= Task prompt =
Your task is to repeat all of the data exactly while excluding the pictures.

= Data to process =
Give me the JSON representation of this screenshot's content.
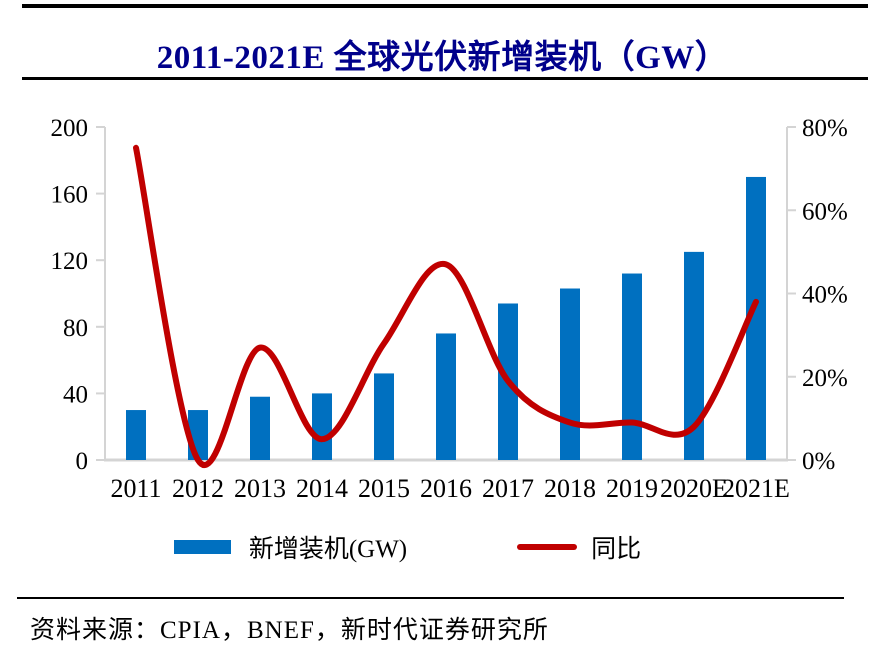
{
  "header": {
    "title": "2011-2021E 全球光伏新增装机（GW）"
  },
  "legend": [
    {
      "label": "新增装机(GW)",
      "swatch": "bar",
      "color": "#0070C0"
    },
    {
      "label": "同比",
      "swatch": "line",
      "color": "#C00000"
    }
  ],
  "footer": {
    "source": "资料来源：CPIA，BNEF，新时代证券研究所"
  },
  "colors": {
    "bar": "#0070C0",
    "line": "#C00000",
    "title": "#00008B",
    "axis": "#D4D4D4",
    "label": "#000000"
  },
  "chart_data": {
    "type": "bar",
    "combo": "bar+line dual-axis",
    "title": "2011-2021E 全球光伏新增装机（GW）",
    "categories": [
      "2011",
      "2012",
      "2013",
      "2014",
      "2015",
      "2016",
      "2017",
      "2018",
      "2019",
      "2020E",
      "2021E"
    ],
    "series": [
      {
        "name": "新增装机(GW)",
        "type": "bar",
        "axis": "left",
        "unit": "GW",
        "color": "#0070C0",
        "values": [
          30,
          30,
          38,
          40,
          52,
          76,
          94,
          103,
          112,
          125,
          170
        ]
      },
      {
        "name": "同比",
        "type": "line",
        "axis": "right",
        "unit": "%",
        "color": "#C00000",
        "values": [
          75,
          0,
          27,
          5,
          28,
          47,
          19,
          9,
          9,
          8,
          38
        ]
      }
    ],
    "left_axis": {
      "min": 0,
      "max": 200,
      "tick_step": 40,
      "tick_labels": [
        "0",
        "40",
        "80",
        "120",
        "160",
        "200"
      ]
    },
    "right_axis": {
      "min": 0,
      "max": 80,
      "tick_step": 20,
      "tick_labels": [
        "0%",
        "20%",
        "40%",
        "60%",
        "80%"
      ]
    },
    "grid": false,
    "legend_position": "bottom",
    "line_smoothing": true
  }
}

= Task output =
Give me the JSON representation of this screenshot's content.
{
  "header": {
    "title": "2011-2021E 全球光伏新增装机（GW）"
  },
  "legend": [
    {
      "label": "新增装机(GW)",
      "swatch": "bar",
      "color": "#0070C0"
    },
    {
      "label": "同比",
      "swatch": "line",
      "color": "#C00000"
    }
  ],
  "footer": {
    "source": "资料来源：CPIA，BNEF，新时代证券研究所"
  },
  "colors": {
    "bar": "#0070C0",
    "line": "#C00000",
    "title": "#00008B",
    "axis": "#D4D4D4",
    "label": "#000000"
  },
  "chart_data": {
    "type": "bar",
    "combo": "bar+line dual-axis",
    "title": "2011-2021E 全球光伏新增装机（GW）",
    "categories": [
      "2011",
      "2012",
      "2013",
      "2014",
      "2015",
      "2016",
      "2017",
      "2018",
      "2019",
      "2020E",
      "2021E"
    ],
    "series": [
      {
        "name": "新增装机(GW)",
        "type": "bar",
        "axis": "left",
        "unit": "GW",
        "color": "#0070C0",
        "values": [
          30,
          30,
          38,
          40,
          52,
          76,
          94,
          103,
          112,
          125,
          170
        ]
      },
      {
        "name": "同比",
        "type": "line",
        "axis": "right",
        "unit": "%",
        "color": "#C00000",
        "values": [
          75,
          0,
          27,
          5,
          28,
          47,
          19,
          9,
          9,
          8,
          38
        ]
      }
    ],
    "left_axis": {
      "min": 0,
      "max": 200,
      "tick_step": 40,
      "tick_labels": [
        "0",
        "40",
        "80",
        "120",
        "160",
        "200"
      ]
    },
    "right_axis": {
      "min": 0,
      "max": 80,
      "tick_step": 20,
      "tick_labels": [
        "0%",
        "20%",
        "40%",
        "60%",
        "80%"
      ]
    },
    "grid": false,
    "legend_position": "bottom",
    "line_smoothing": true
  }
}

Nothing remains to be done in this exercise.